Exercise instructions - Using the material below, copy every line where "this" appears.

Material provided -
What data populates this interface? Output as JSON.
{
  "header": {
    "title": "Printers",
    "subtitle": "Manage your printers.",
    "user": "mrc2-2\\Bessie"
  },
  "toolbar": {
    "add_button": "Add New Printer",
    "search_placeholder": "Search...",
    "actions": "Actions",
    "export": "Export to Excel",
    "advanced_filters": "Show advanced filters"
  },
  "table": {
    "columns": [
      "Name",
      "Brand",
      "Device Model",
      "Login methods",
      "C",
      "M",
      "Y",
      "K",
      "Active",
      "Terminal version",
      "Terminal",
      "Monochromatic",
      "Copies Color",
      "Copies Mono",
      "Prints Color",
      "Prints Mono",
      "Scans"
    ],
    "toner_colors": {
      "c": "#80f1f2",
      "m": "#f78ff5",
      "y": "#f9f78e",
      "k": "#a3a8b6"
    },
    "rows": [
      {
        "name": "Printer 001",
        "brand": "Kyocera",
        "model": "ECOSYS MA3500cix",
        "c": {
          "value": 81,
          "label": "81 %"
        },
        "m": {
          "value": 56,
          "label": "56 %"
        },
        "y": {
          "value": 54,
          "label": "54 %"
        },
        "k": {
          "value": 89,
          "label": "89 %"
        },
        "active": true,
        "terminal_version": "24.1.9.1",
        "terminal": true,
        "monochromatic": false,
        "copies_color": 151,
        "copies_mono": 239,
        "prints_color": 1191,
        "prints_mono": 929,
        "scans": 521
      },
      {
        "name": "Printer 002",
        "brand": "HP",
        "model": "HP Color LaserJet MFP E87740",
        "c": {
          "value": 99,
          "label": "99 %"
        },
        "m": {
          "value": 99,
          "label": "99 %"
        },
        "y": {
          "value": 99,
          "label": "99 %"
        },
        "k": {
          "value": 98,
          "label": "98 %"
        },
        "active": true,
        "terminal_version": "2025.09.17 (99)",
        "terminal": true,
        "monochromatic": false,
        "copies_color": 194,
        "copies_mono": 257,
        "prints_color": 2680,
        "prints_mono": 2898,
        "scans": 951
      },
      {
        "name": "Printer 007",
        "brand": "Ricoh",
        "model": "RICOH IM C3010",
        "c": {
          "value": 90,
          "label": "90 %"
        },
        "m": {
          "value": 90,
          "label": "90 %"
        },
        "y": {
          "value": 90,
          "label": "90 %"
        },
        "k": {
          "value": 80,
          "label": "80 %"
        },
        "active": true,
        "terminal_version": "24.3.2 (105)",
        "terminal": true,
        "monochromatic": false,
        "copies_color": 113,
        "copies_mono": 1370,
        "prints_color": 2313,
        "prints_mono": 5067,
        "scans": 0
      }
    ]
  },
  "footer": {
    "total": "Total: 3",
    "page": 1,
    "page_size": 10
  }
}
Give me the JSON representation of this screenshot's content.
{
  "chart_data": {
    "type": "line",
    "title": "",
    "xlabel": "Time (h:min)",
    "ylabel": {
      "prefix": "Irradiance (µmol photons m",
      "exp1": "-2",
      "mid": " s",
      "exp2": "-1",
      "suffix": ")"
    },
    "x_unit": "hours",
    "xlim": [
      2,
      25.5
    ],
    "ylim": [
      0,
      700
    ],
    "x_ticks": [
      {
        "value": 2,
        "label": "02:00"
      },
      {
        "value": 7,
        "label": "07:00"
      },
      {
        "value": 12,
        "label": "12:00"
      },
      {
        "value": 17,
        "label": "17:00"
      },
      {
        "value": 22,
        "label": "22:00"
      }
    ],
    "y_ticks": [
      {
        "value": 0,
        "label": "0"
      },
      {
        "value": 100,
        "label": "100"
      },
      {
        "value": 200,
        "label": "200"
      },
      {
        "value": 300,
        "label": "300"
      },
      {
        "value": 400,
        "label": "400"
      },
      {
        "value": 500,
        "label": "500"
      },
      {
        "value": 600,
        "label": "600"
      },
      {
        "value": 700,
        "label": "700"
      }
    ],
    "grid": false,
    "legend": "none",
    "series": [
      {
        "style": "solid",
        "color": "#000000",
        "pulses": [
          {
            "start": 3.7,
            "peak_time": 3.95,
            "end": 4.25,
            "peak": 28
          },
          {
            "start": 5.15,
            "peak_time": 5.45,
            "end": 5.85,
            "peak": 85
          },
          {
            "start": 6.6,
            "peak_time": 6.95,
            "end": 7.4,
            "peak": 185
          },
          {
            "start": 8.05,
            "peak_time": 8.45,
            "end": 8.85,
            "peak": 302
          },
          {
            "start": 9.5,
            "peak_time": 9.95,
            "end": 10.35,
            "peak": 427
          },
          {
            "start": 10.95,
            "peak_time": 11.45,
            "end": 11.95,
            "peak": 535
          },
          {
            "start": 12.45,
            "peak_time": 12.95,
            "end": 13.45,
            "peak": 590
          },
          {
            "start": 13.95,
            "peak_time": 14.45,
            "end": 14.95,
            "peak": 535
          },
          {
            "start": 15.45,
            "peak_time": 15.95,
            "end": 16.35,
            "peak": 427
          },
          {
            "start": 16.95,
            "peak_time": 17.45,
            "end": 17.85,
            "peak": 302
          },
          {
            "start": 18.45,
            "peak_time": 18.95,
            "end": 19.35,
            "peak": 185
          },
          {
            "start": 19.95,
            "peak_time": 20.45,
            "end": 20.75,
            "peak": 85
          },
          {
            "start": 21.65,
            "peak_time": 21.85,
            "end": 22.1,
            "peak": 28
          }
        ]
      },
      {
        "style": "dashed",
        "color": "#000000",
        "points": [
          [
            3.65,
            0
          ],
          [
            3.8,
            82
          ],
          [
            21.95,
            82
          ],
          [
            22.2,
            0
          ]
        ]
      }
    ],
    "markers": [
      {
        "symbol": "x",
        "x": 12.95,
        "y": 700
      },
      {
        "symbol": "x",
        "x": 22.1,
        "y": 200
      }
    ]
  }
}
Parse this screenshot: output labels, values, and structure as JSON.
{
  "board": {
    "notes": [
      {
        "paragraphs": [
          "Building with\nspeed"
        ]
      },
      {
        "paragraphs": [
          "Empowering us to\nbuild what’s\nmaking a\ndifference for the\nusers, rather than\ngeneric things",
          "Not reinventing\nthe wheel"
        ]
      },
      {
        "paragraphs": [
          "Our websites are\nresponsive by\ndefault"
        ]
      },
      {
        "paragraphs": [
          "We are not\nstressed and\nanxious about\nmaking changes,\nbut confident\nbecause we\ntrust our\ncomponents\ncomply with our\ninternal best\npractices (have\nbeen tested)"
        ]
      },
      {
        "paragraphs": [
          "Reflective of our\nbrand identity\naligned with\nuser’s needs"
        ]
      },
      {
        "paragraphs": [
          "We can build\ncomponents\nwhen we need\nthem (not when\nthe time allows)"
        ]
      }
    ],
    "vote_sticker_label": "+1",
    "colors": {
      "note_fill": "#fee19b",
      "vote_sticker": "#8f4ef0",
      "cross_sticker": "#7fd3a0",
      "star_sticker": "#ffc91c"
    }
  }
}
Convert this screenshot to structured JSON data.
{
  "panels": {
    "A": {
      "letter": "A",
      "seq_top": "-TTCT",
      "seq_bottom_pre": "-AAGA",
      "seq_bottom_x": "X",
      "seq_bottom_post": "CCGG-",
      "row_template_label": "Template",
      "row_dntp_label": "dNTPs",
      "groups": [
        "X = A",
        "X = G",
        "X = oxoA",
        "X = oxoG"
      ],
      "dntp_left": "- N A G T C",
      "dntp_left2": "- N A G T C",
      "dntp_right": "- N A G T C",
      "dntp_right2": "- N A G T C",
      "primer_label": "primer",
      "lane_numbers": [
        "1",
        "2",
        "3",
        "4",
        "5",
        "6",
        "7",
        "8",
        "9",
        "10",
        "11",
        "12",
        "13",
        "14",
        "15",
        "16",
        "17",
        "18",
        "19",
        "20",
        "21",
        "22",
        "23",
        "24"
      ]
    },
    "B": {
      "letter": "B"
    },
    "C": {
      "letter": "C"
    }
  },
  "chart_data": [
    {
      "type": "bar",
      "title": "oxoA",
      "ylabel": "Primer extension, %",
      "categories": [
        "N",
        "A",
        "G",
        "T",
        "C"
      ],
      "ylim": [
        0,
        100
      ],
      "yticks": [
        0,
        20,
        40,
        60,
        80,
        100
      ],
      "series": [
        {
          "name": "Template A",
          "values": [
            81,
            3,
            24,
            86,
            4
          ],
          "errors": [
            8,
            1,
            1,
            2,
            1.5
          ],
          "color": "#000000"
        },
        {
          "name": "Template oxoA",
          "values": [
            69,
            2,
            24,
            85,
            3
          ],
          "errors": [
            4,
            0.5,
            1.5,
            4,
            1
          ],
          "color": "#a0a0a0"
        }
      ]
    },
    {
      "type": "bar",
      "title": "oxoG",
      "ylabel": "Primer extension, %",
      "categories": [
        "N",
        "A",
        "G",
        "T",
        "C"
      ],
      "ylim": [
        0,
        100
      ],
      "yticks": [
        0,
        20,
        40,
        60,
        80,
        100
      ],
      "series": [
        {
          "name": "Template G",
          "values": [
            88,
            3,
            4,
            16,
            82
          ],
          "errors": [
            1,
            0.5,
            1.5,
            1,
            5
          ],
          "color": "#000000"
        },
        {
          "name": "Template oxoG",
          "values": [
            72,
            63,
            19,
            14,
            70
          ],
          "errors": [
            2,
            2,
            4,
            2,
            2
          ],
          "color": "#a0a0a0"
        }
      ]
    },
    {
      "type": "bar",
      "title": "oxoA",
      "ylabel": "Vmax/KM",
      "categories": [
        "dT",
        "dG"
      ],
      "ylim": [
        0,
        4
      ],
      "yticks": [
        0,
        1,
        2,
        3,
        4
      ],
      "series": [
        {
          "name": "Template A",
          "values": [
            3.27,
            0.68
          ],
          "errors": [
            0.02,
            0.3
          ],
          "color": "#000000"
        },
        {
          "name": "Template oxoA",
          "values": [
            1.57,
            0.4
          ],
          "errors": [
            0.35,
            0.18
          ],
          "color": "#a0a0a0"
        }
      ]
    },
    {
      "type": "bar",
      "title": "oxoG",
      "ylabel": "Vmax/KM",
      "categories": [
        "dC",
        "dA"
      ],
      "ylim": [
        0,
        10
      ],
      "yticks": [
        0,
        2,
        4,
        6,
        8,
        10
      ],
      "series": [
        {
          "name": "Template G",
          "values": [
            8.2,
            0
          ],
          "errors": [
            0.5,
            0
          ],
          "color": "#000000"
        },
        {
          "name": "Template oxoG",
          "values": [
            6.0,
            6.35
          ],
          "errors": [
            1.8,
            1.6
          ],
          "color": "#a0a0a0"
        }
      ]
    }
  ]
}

Written reply -
What data populates this interface? Output as JSON.
Give me the JSON representation of this screenshot's content.
Parse this screenshot: output labels, values, and structure as JSON.
Convert this screenshot to structured JSON data.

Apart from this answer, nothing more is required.